Job >>
Reproduce all of the data that follows, character for character.

(Data listing)
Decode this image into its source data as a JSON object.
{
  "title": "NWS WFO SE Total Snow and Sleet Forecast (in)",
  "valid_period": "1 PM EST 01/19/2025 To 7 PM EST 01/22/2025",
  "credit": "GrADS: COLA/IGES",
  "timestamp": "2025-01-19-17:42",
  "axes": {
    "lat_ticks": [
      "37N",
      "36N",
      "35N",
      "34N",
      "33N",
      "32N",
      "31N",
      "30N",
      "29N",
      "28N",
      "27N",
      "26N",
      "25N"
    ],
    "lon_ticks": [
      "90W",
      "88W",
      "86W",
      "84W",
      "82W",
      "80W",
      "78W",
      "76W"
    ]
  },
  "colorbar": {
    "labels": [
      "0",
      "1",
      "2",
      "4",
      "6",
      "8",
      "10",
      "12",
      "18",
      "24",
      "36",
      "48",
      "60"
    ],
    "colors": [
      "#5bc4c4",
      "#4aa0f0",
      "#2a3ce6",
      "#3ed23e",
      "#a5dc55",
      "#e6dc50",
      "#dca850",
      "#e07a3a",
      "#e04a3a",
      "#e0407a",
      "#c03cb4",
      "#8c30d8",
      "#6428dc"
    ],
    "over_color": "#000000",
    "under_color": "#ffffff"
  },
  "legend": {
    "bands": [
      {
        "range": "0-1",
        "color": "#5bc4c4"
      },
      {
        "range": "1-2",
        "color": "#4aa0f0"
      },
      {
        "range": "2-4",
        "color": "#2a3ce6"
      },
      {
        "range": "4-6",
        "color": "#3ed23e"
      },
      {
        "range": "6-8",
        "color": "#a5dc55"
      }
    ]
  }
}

Output for this task >>
Decode this image into its source data as a JSON object.
{
  "title": "NWS WFO SE Total Snow and Sleet Forecast (in)",
  "valid_period": "1 PM EST 01/19/2025 To 7 PM EST 01/22/2025",
  "credit": "GrADS: COLA/IGES",
  "timestamp": "2025-01-19-17:42",
  "axes": {
    "lat_ticks": [
      "37N",
      "36N",
      "35N",
      "34N",
      "33N",
      "32N",
      "31N",
      "30N",
      "29N",
      "28N",
      "27N",
      "26N",
      "25N"
    ],
    "lon_ticks": [
      "90W",
      "88W",
      "86W",
      "84W",
      "82W",
      "80W",
      "78W",
      "76W"
    ]
  },
  "colorbar": {
    "labels": [
      "0",
      "1",
      "2",
      "4",
      "6",
      "8",
      "10",
      "12",
      "18",
      "24",
      "36",
      "48",
      "60"
    ],
    "colors": [
      "#5bc4c4",
      "#4aa0f0",
      "#2a3ce6",
      "#3ed23e",
      "#a5dc55",
      "#e6dc50",
      "#dca850",
      "#e07a3a",
      "#e04a3a",
      "#e0407a",
      "#c03cb4",
      "#8c30d8",
      "#6428dc"
    ],
    "over_color": "#000000",
    "under_color": "#ffffff"
  },
  "legend": {
    "bands": [
      {
        "range": "0-1",
        "color": "#5bc4c4"
      },
      {
        "range": "1-2",
        "color": "#4aa0f0"
      },
      {
        "range": "2-4",
        "color": "#2a3ce6"
      },
      {
        "range": "4-6",
        "color": "#3ed23e"
      },
      {
        "range": "6-8",
        "color": "#a5dc55"
      }
    ]
  }
}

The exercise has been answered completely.